■ EXERCISE DATA:
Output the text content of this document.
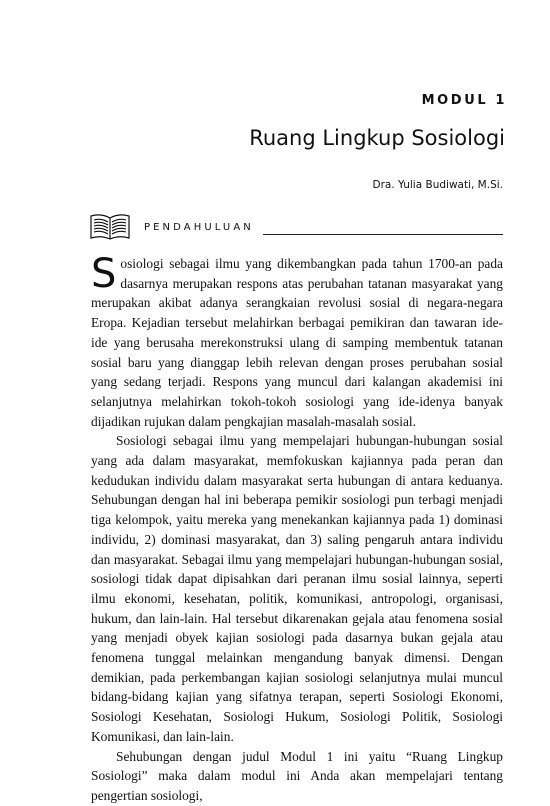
MODUL 1
Ruang Lingkup Sosiologi
Dra. Yulia Budiwati, M.Si.
PENDAHULUAN

Sosiologi sebagai ilmu yang dikembangkan pada tahun 1700-an pada dasarnya merupakan respons atas perubahan tatanan masyarakat yang merupakan akibat adanya serangkaian revolusi sosial di negara-negara Eropa. Kejadian tersebut melahirkan berbagai pemikiran dan tawaran ide-ide yang berusaha merekonstruksi ulang di samping membentuk tatanan sosial baru yang dianggap lebih relevan dengan proses perubahan sosial yang sedang terjadi. Respons yang muncul dari kalangan akademisi ini selanjutnya melahirkan tokoh-tokoh sosiologi yang ide-idenya banyak dijadikan rujukan dalam pengkajian masalah-masalah sosial.

Sosiologi sebagai ilmu yang mempelajari hubungan-hubungan sosial yang ada dalam masyarakat, memfokuskan kajiannya pada peran dan kedudukan individu dalam masyarakat serta hubungan di antara keduanya. Sehubungan dengan hal ini beberapa pemikir sosiologi pun terbagi menjadi tiga kelompok, yaitu mereka yang menekankan kajiannya pada 1) dominasi individu, 2) dominasi masyarakat, dan 3) saling pengaruh antara individu dan masyarakat. Sebagai ilmu yang mempelajari hubungan-hubungan sosial, sosiologi tidak dapat dipisahkan dari peranan ilmu sosial lainnya, seperti ilmu ekonomi, kesehatan, politik, komunikasi, antropologi, organisasi, hukum, dan lain-lain. Hal tersebut dikarenakan gejala atau fenomena sosial yang menjadi obyek kajian sosiologi pada dasarnya bukan gejala atau fenomena tunggal melainkan mengandung banyak dimensi. Dengan demikian, pada perkembangan kajian sosiologi selanjutnya mulai muncul bidang-bidang kajian yang sifatnya terapan, seperti Sosiologi Ekonomi, Sosiologi Kesehatan, Sosiologi Hukum, Sosiologi Politik, Sosiologi Komunikasi, dan lain-lain.

Sehubungan dengan judul Modul 1 ini yaitu “Ruang Lingkup Sosiologi” maka dalam modul ini Anda akan mempelajari tentang pengertian sosiologi,
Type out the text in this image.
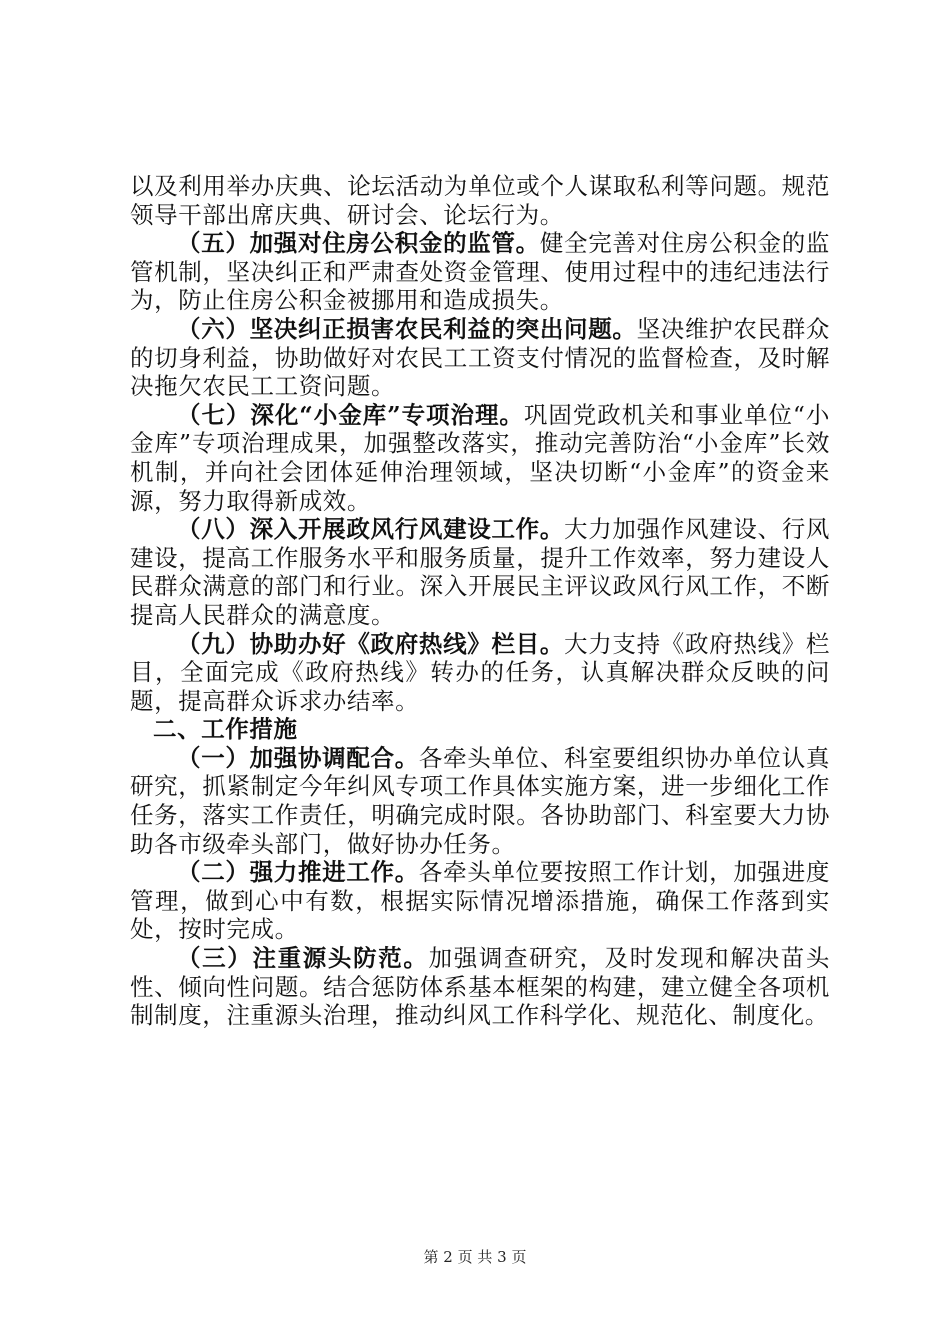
以及利用举办庆典、论坛活动为单位或个人谋取私利等问题。规范领导干部出席庆典、研讨会、论坛行为。

（五）加强对住房公积金的监管。健全完善对住房公积金的监管机制，坚决纠正和严肃查处资金管理、使用过程中的违纪违法行为，防止住房公积金被挪用和造成损失。

（六）坚决纠正损害农民利益的突出问题。坚决维护农民群众的切身利益，协助做好对农民工工资支付情况的监督检查，及时解决拖欠农民工工资问题。

（七）深化“小金库”专项治理。巩固党政机关和事业单位“小金库”专项治理成果，加强整改落实，推动完善防治“小金库”长效机制，并向社会团体延伸治理领域，坚决切断“小金库”的资金来源，努力取得新成效。

（八）深入开展政风行风建设工作。大力加强作风建设、行风建设，提高工作服务水平和服务质量，提升工作效率，努力建设人民群众满意的部门和行业。深入开展民主评议政风行风工作，不断提高人民群众的满意度。

（九）协助办好《政府热线》栏目。大力支持《政府热线》栏目，全面完成《政府热线》转办的任务，认真解决群众反映的问题，提高群众诉求办结率。

二、工作措施

（一）加强协调配合。各牵头单位、科室要组织协办单位认真研究，抓紧制定今年纠风专项工作具体实施方案，进一步细化工作任务，落实工作责任，明确完成时限。各协助部门、科室要大力协助各市级牵头部门，做好协办任务。

（二）强力推进工作。各牵头单位要按照工作计划，加强进度管理，做到心中有数，根据实际情况增添措施，确保工作落到实处，按时完成。

（三）注重源头防范。加强调查研究，及时发现和解决苗头性、倾向性问题。结合惩防体系基本框架的构建，建立健全各项机制制度，注重源头治理，推动纠风工作科学化、规范化、制度化。

第 2 页 共 3 页
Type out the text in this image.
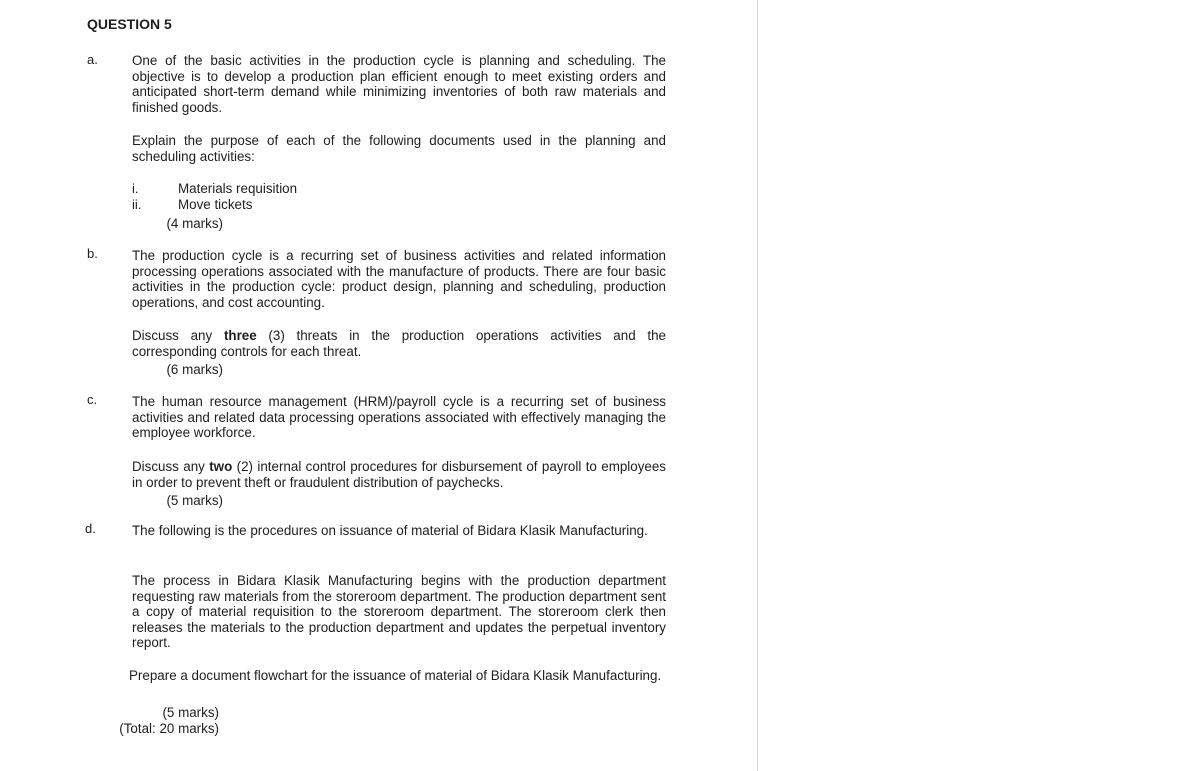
QUESTION 5
a.	One of the basic activities in the production cycle is planning and scheduling. The objective is to develop a production plan efficient enough to meet existing orders and anticipated short-term demand while minimizing inventories of both raw materials and finished goods.

Explain the purpose of each of the following documents used in the planning and scheduling activities:

i.	Materials requisition
ii.	Move tickets
(4 marks)
b.	The production cycle is a recurring set of business activities and related information processing operations associated with the manufacture of products. There are four basic activities in the production cycle: product design, planning and scheduling, production operations, and cost accounting.

Discuss any three (3) threats in the production operations activities and the corresponding controls for each threat.

(6 marks)
c.	The human resource management (HRM)/payroll cycle is a recurring set of business activities and related data processing operations associated with effectively managing the employee workforce.

Discuss any two (2) internal control procedures for disbursement of payroll to employees in order to prevent theft or fraudulent distribution of paychecks.

(5 marks)
d.	The following is the procedures on issuance of material of Bidara Klasik Manufacturing.

The process in Bidara Klasik Manufacturing begins with the production department requesting raw materials from the storeroom department. The production department sent a copy of material requisition to the storeroom department. The storeroom clerk then releases the materials to the production department and updates the perpetual inventory report.

Prepare a document flowchart for the issuance of material of Bidara Klasik Manufacturing.

(5 marks)
(Total: 20 marks)
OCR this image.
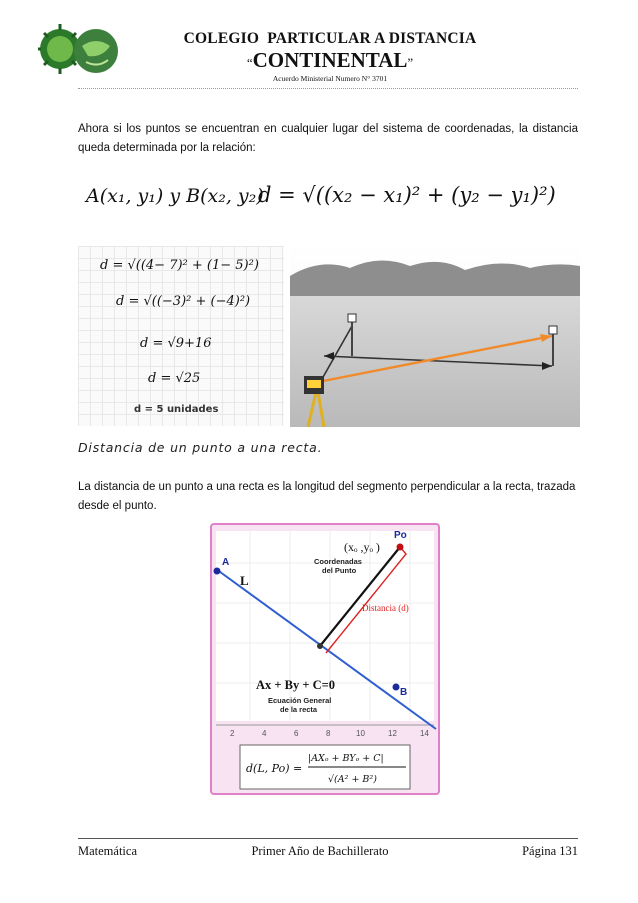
COLEGIO  PARTICULAR A DISTANCIA
“CONTINENTAL”
Acuerdo Ministerial Numero N° 3701
Ahora si los puntos se encuentran en cualquier lugar del sistema de coordenadas, la distancia queda determinada por la relación:
A(x₁, y₁) y B(x₂, y₂)
d = √((x₂ − x₁)² + (y₂ − y₁)²)
d = √((4− 7)² + (1− 5)²)
d = √((−3)² + (−4)²)
d = √9+16
d = √25
d = 5 unidades
Distancia de un punto a una recta.
La distancia de un punto a una recta es la longitud del segmento perpendicular a la recta, trazada desde el punto.
A
B
Po
L
(xₒ ,yₒ )
Coordenadas
del Punto
Distancia (d)
Ax + By + C=0
Ecuación General
de la recta
2	4	6	8	10	12	14
d(L, Po) =
|AXₒ + BYₒ + C|
√(A² + B²)
Matemática	Primer Año de Bachillerato	Página 131
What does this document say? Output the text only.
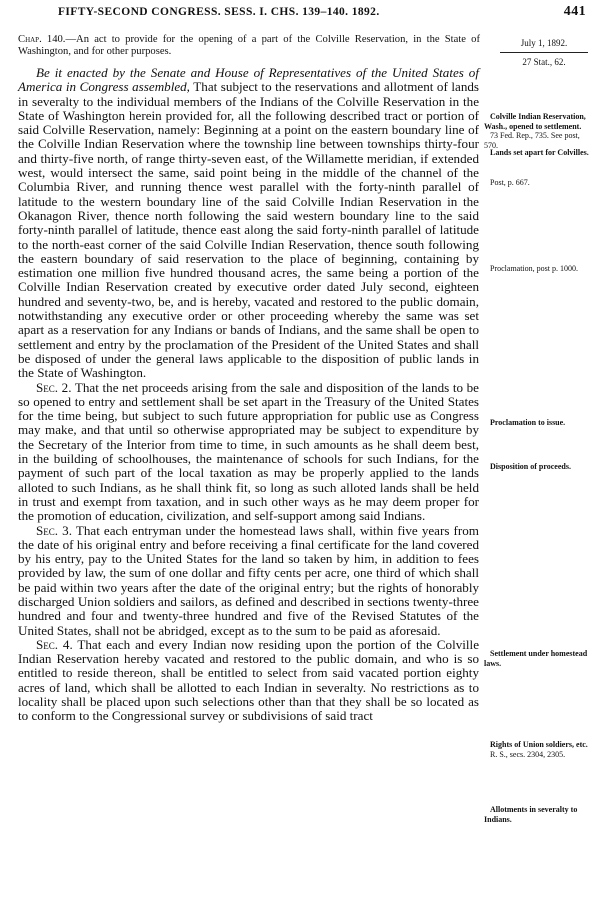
FIFTY-SECOND CONGRESS. SESS. I. CHS. 139–140. 1892.	441
Chap. 140.—An act to provide for the opening of a part of the Colville Reservation, in the State of Washington, and for other purposes.
July 1, 1892.
27 Stat., 62.

Be it enacted by the Senate and House of Representatives of the United States of America in Congress assembled, That subject to the reservations and allotment of lands in severalty to the individual members of the Indians of the Colville Reservation in the State of Washington herein provided for, all the following described tract or portion of said Colville Reservation, namely: Beginning at a point on the eastern boundary line of the Colville Indian Reservation where the township line between townships thirty-four and thirty-five north, of range thirty-seven east, of the Willamette meridian, if extended west, would intersect the same, said point being in the middle of the channel of the Columbia River, and running thence west parallel with the forty-ninth parallel of latitude to the western boundary line of the said Colville Indian Reservation in the Okanagon River, thence north following the said western boundary line to the said forty-ninth parallel of latitude, thence east along the said forty-ninth parallel of latitude to the north-east corner of the said Colville Indian Reservation, thence south following the eastern boundary of said reservation to the place of beginning, containing by estimation one million five hundred thousand acres, the same being a portion of the Colville Indian Reservation created by executive order dated July second, eighteen hundred and seventy-two, be, and is hereby, vacated and restored to the public domain, notwithstanding any executive order or other proceeding whereby the same was set apart as a reservation for any Indians or bands of Indians, and the same shall be open to settlement and entry by the proclamation of the President of the United States and shall be disposed of under the general laws applicable to the disposition of public lands in the State of Washington.

Sec. 2. That the net proceeds arising from the sale and disposition of the lands to be so opened to entry and settlement shall be set apart in the Treasury of the United States for the time being, but subject to such future appropriation for public use as Congress may make, and that until so otherwise appropriated may be subject to expenditure by the Secretary of the Interior from time to time, in such amounts as he shall deem best, in the building of schoolhouses, the maintenance of schools for such Indians, for the payment of such part of the local taxation as may be properly applied to the lands alloted to such Indians, as he shall think fit, so long as such alloted lands shall be held in trust and exempt from taxation, and in such other ways as he may deem proper for the promotion of education, civilization, and self-support among said Indians.

Sec. 3. That each entryman under the homestead laws shall, within five years from the date of his original entry and before receiving a final certificate for the land covered by his entry, pay to the United States for the land so taken by him, in addition to fees provided by law, the sum of one dollar and fifty cents per acre, one third of which shall be paid within two years after the date of the original entry; but the rights of honorably discharged Union soldiers and sailors, as defined and described in sections twenty-three hundred and four and twenty-three hundred and five of the Revised Statutes of the United States, shall not be abridged, except as to the sum to be paid as aforesaid.

Sec. 4. That each and every Indian now residing upon the portion of the Colville Indian Reservation hereby vacated and restored to the public domain, and who is so entitled to reside thereon, shall be entitled to select from said vacated portion eighty acres of land, which shall be allotted to each Indian in severalty. No restrictions as to locality shall be placed upon such selections other than that they shall be so located as to conform to the Congressional survey or subdivisions of said tract

Colville Indian Reservation, Wash., opened to settlement.
73 Fed. Rep., 735. See post, 570.
Lands set apart for Colvilles.
Post, p. 667.
Proclamation, post p. 1000.
Proclamation to issue.
Disposition of proceeds.
Settlement under homestead laws.
Rights of Union soldiers, etc.
R. S., secs. 2304, 2305.
Allotments in severalty to Indians.
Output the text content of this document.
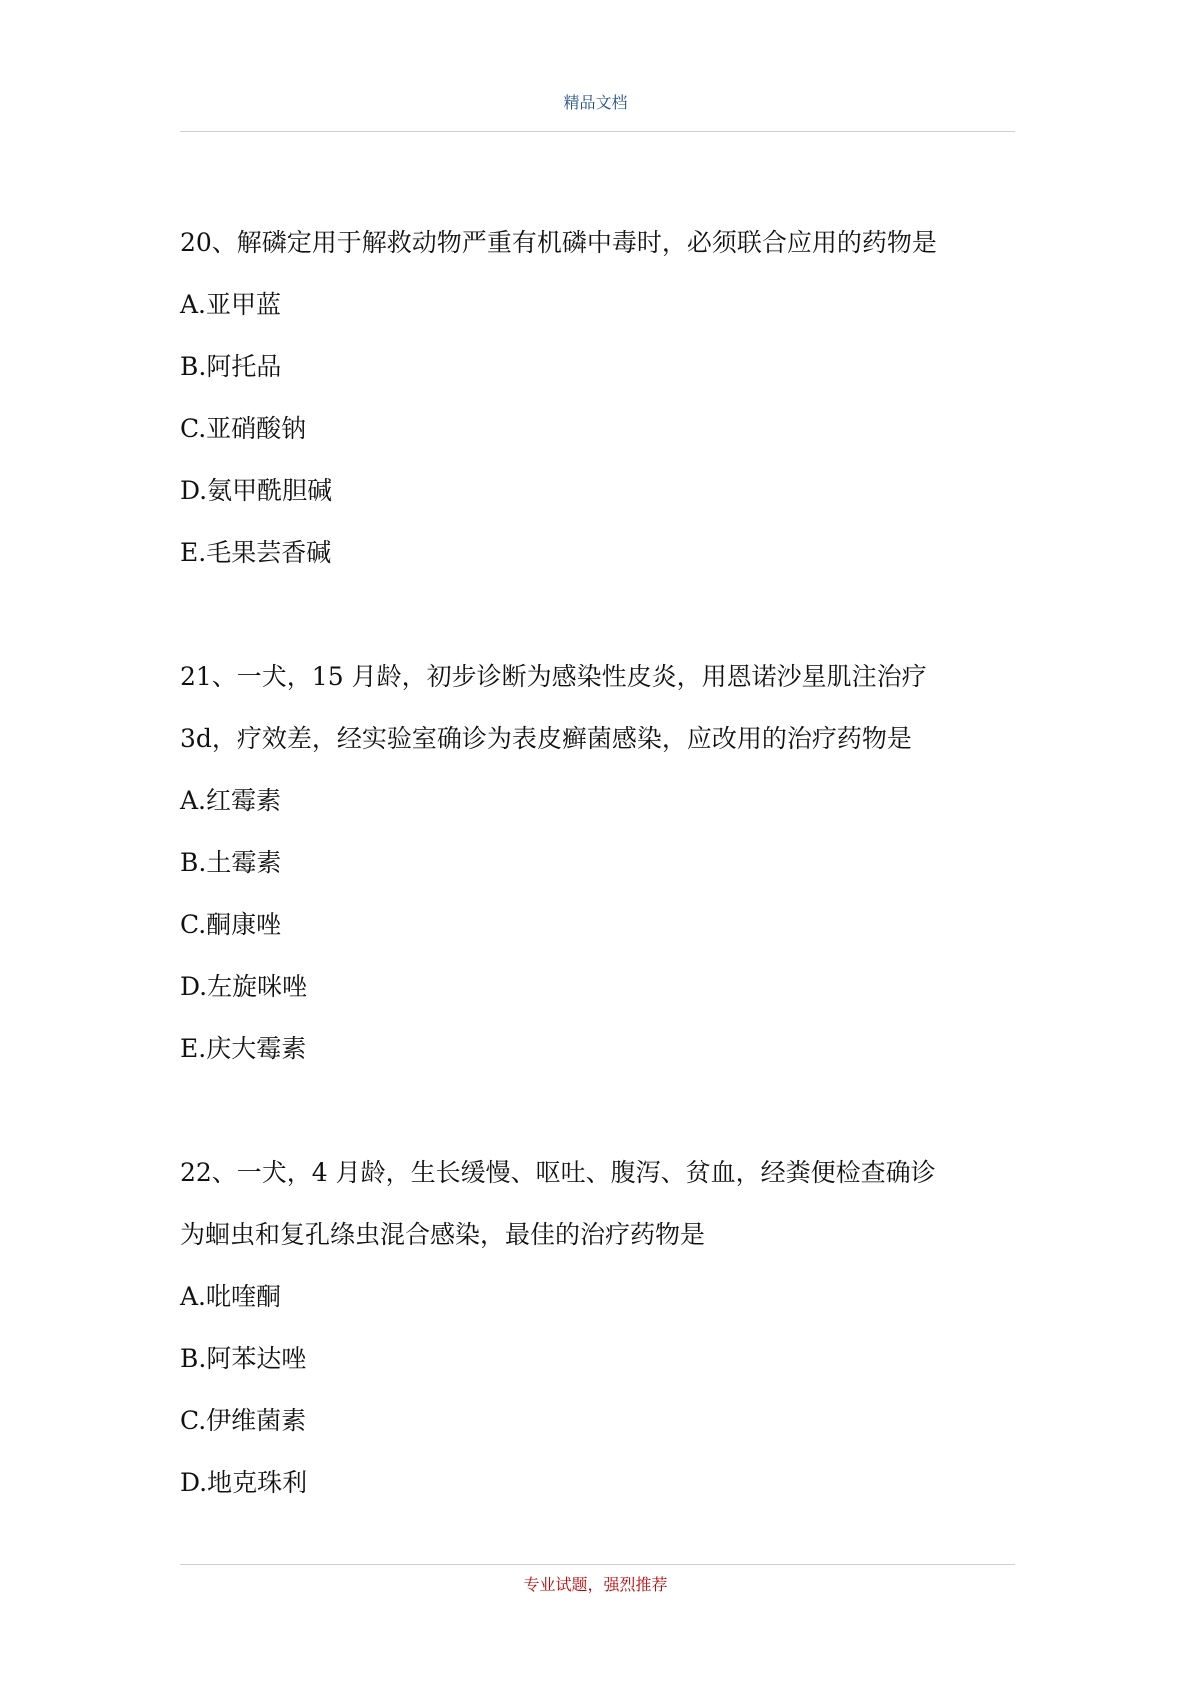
精品文档
20、解磷定用于解救动物严重有机磷中毒时，必须联合应用的药物是
A.亚甲蓝
B.阿托品
C.亚硝酸钠
D.氨甲酰胆碱
E.毛果芸香碱
21、一犬，15 月龄，初步诊断为感染性皮炎，用恩诺沙星肌注治疗
3d，疗效差，经实验室确诊为表皮癣菌感染，应改用的治疗药物是
A.红霉素
B.土霉素
C.酮康唑
D.左旋咪唑
E.庆大霉素
22、一犬，4 月龄，生长缓慢、呕吐、腹泻、贫血，经粪便检查确诊
为蛔虫和复孔绦虫混合感染，最佳的治疗药物是
A.吡喹酮
B.阿苯达唑
C.伊维菌素
D.地克珠利
专业试题，强烈推荐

■ CHALLENGE: Copy each line from the data above that includes "requisition".

■ SOLUTION TO THIS EXERCISE:
i.	Materials requisition
The process in Bidara Klasik Manufacturing begins with the production department requesting raw materials from the storeroom department. The production department sent a copy of material requisition to the storeroom department. The storeroom clerk then releases the materials to the production department and updates the perpetual inventory report.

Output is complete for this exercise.